* START *
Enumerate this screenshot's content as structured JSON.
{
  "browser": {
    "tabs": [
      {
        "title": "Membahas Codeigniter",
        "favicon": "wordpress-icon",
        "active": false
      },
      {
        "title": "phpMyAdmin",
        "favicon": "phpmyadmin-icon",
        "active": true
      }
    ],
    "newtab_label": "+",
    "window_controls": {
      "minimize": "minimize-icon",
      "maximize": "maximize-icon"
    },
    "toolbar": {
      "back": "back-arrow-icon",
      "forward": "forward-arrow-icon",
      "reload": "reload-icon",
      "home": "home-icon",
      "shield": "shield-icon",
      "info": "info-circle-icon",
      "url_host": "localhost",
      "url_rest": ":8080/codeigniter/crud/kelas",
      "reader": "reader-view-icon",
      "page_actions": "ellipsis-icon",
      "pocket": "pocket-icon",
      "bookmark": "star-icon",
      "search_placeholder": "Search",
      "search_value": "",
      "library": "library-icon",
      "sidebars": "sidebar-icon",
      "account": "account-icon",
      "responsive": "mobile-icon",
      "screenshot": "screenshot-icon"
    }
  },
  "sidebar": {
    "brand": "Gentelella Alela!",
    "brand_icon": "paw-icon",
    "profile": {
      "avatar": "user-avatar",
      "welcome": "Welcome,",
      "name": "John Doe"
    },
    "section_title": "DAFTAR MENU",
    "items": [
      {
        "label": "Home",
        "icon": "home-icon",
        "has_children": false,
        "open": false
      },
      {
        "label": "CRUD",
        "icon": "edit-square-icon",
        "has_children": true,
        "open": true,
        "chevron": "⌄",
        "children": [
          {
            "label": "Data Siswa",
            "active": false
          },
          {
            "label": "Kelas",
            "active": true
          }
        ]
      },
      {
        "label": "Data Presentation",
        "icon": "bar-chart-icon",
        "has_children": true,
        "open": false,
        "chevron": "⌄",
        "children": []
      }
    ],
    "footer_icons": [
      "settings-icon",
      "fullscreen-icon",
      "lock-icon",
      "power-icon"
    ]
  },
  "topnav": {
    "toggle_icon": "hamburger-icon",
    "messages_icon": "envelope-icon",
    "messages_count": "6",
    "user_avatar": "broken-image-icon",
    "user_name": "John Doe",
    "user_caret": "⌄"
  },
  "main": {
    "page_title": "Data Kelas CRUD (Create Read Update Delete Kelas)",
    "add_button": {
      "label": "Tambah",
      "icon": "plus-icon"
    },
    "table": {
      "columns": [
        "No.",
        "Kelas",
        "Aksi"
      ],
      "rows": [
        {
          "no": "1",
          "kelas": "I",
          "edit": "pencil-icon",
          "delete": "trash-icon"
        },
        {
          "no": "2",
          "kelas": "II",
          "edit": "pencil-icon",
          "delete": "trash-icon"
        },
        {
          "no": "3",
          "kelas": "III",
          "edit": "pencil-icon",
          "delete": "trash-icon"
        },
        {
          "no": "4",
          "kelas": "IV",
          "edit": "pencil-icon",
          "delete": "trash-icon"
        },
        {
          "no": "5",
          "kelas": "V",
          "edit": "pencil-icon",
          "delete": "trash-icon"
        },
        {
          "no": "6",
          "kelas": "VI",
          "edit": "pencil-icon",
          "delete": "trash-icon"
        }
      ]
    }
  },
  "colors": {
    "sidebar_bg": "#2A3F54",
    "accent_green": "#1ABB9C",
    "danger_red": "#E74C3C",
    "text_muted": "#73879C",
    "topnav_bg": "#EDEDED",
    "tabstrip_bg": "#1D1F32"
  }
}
* END *
▶ _Work required_
Please copy out each record, character for character.

▶ _Exercise output_
Enumerate this screenshot's content as structured JSON.
{
  "browser": {
    "tabs": [
      {
        "title": "Membahas Codeigniter",
        "favicon": "wordpress-icon",
        "active": false
      },
      {
        "title": "phpMyAdmin",
        "favicon": "phpmyadmin-icon",
        "active": true
      }
    ],
    "newtab_label": "+",
    "window_controls": {
      "minimize": "minimize-icon",
      "maximize": "maximize-icon"
    },
    "toolbar": {
      "back": "back-arrow-icon",
      "forward": "forward-arrow-icon",
      "reload": "reload-icon",
      "home": "home-icon",
      "shield": "shield-icon",
      "info": "info-circle-icon",
      "url_host": "localhost",
      "url_rest": ":8080/codeigniter/crud/kelas",
      "reader": "reader-view-icon",
      "page_actions": "ellipsis-icon",
      "pocket": "pocket-icon",
      "bookmark": "star-icon",
      "search_placeholder": "Search",
      "search_value": "",
      "library": "library-icon",
      "sidebars": "sidebar-icon",
      "account": "account-icon",
      "responsive": "mobile-icon",
      "screenshot": "screenshot-icon"
    }
  },
  "sidebar": {
    "brand": "Gentelella Alela!",
    "brand_icon": "paw-icon",
    "profile": {
      "avatar": "user-avatar",
      "welcome": "Welcome,",
      "name": "John Doe"
    },
    "section_title": "DAFTAR MENU",
    "items": [
      {
        "label": "Home",
        "icon": "home-icon",
        "has_children": false,
        "open": false
      },
      {
        "label": "CRUD",
        "icon": "edit-square-icon",
        "has_children": true,
        "open": true,
        "chevron": "⌄",
        "children": [
          {
            "label": "Data Siswa",
            "active": false
          },
          {
            "label": "Kelas",
            "active": true
          }
        ]
      },
      {
        "label": "Data Presentation",
        "icon": "bar-chart-icon",
        "has_children": true,
        "open": false,
        "chevron": "⌄",
        "children": []
      }
    ],
    "footer_icons": [
      "settings-icon",
      "fullscreen-icon",
      "lock-icon",
      "power-icon"
    ]
  },
  "topnav": {
    "toggle_icon": "hamburger-icon",
    "messages_icon": "envelope-icon",
    "messages_count": "6",
    "user_avatar": "broken-image-icon",
    "user_name": "John Doe",
    "user_caret": "⌄"
  },
  "main": {
    "page_title": "Data Kelas CRUD (Create Read Update Delete Kelas)",
    "add_button": {
      "label": "Tambah",
      "icon": "plus-icon"
    },
    "table": {
      "columns": [
        "No.",
        "Kelas",
        "Aksi"
      ],
      "rows": [
        {
          "no": "1",
          "kelas": "I",
          "edit": "pencil-icon",
          "delete": "trash-icon"
        },
        {
          "no": "2",
          "kelas": "II",
          "edit": "pencil-icon",
          "delete": "trash-icon"
        },
        {
          "no": "3",
          "kelas": "III",
          "edit": "pencil-icon",
          "delete": "trash-icon"
        },
        {
          "no": "4",
          "kelas": "IV",
          "edit": "pencil-icon",
          "delete": "trash-icon"
        },
        {
          "no": "5",
          "kelas": "V",
          "edit": "pencil-icon",
          "delete": "trash-icon"
        },
        {
          "no": "6",
          "kelas": "VI",
          "edit": "pencil-icon",
          "delete": "trash-icon"
        }
      ]
    }
  },
  "colors": {
    "sidebar_bg": "#2A3F54",
    "accent_green": "#1ABB9C",
    "danger_red": "#E74C3C",
    "text_muted": "#73879C",
    "topnav_bg": "#EDEDED",
    "tabstrip_bg": "#1D1F32"
  }
}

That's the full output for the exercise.